_DIRECTIONS_: Find the lines of data that contain the string "PERSONAL", then list them.
▬▬▬▬▬▬▬▬▬▬
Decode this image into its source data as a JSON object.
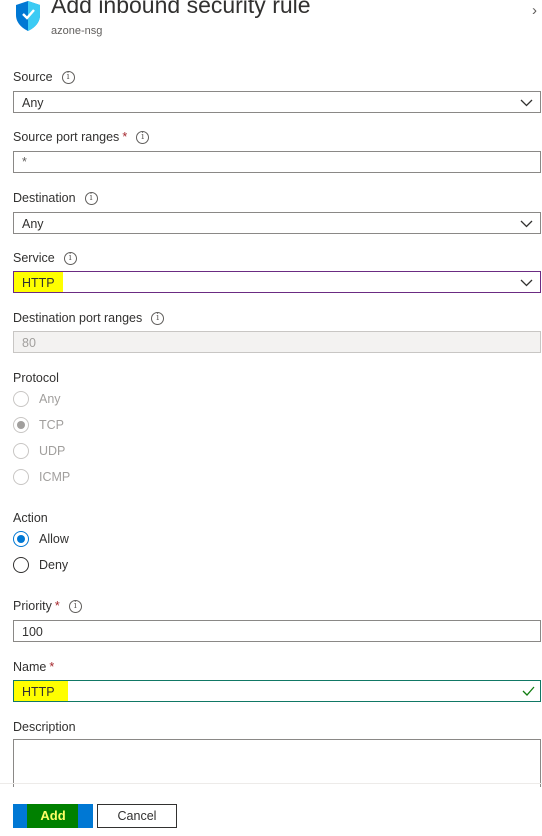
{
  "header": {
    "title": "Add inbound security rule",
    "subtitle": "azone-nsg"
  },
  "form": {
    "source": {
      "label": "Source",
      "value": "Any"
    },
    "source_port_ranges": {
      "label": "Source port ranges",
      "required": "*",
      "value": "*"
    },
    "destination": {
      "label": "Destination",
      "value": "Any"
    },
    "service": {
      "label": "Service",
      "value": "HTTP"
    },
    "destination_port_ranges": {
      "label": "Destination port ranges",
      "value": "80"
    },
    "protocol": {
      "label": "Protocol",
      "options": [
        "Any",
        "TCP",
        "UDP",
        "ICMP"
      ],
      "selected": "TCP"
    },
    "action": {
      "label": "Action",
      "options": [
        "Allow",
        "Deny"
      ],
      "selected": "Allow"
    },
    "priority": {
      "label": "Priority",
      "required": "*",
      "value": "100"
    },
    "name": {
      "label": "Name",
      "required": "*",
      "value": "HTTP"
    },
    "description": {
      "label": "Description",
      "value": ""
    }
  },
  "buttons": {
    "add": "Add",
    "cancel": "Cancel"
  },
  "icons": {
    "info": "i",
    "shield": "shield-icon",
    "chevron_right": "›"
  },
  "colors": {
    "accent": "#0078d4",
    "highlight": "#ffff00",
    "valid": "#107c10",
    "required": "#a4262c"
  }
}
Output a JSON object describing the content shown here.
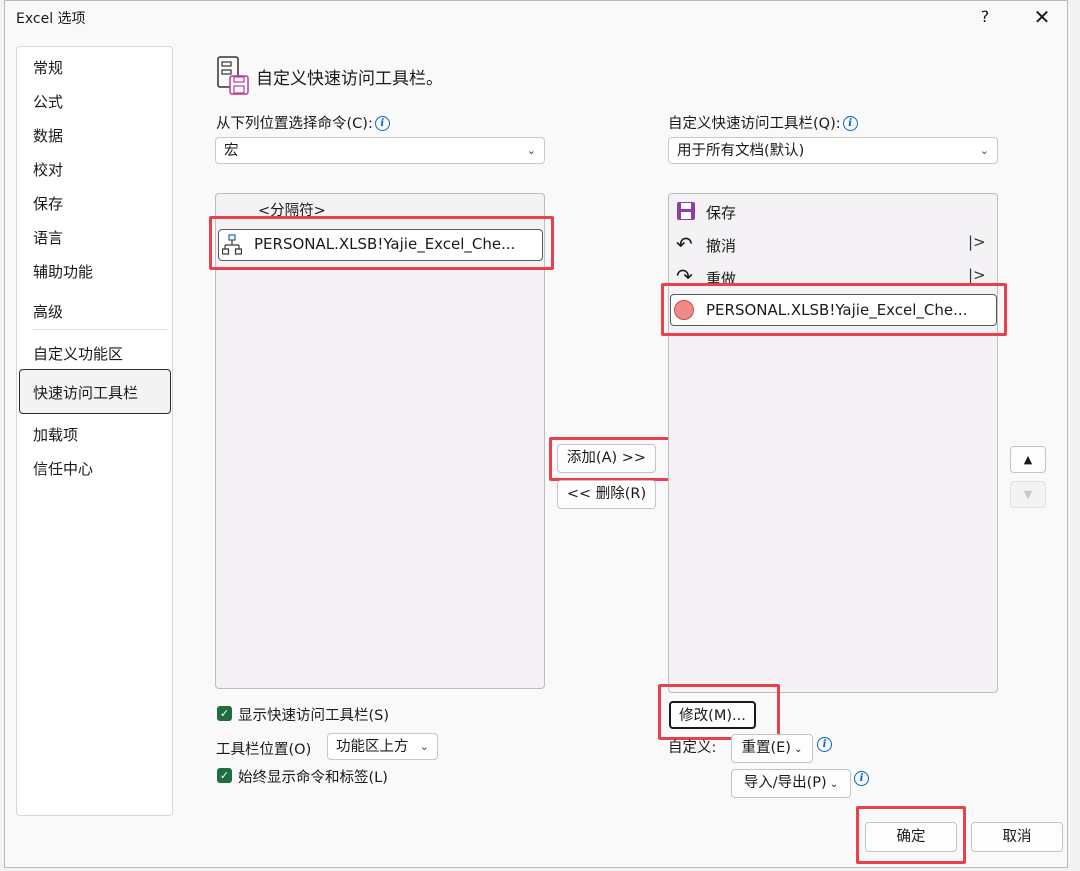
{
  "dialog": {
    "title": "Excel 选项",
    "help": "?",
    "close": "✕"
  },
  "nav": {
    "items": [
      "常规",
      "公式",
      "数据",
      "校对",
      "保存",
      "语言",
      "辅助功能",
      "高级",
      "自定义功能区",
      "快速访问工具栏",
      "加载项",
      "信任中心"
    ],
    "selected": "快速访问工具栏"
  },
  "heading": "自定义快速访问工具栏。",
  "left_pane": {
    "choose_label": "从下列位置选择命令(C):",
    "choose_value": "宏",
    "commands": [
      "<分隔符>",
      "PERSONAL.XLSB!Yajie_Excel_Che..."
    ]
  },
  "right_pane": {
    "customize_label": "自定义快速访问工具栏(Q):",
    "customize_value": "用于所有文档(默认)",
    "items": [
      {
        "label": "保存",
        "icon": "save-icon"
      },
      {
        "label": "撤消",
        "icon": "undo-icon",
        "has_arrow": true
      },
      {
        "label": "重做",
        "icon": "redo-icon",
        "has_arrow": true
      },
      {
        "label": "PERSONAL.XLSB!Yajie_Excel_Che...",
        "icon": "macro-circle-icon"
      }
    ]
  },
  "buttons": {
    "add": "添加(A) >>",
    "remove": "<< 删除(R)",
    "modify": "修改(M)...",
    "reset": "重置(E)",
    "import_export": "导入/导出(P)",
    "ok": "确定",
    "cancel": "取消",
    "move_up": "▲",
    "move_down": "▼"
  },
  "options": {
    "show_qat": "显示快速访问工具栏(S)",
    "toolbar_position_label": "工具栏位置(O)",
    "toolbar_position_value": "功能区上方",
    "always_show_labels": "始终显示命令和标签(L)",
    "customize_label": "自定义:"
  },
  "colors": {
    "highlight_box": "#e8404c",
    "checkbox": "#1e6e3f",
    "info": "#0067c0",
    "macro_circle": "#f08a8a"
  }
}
▬▬▬▬▬▬▬▬▬▬
_EXERCISE RESULT_:
      "PERSONAL.XLSB!Yajie_Excel_Che..."
        "label": "PERSONAL.XLSB!Yajie_Excel_Che...",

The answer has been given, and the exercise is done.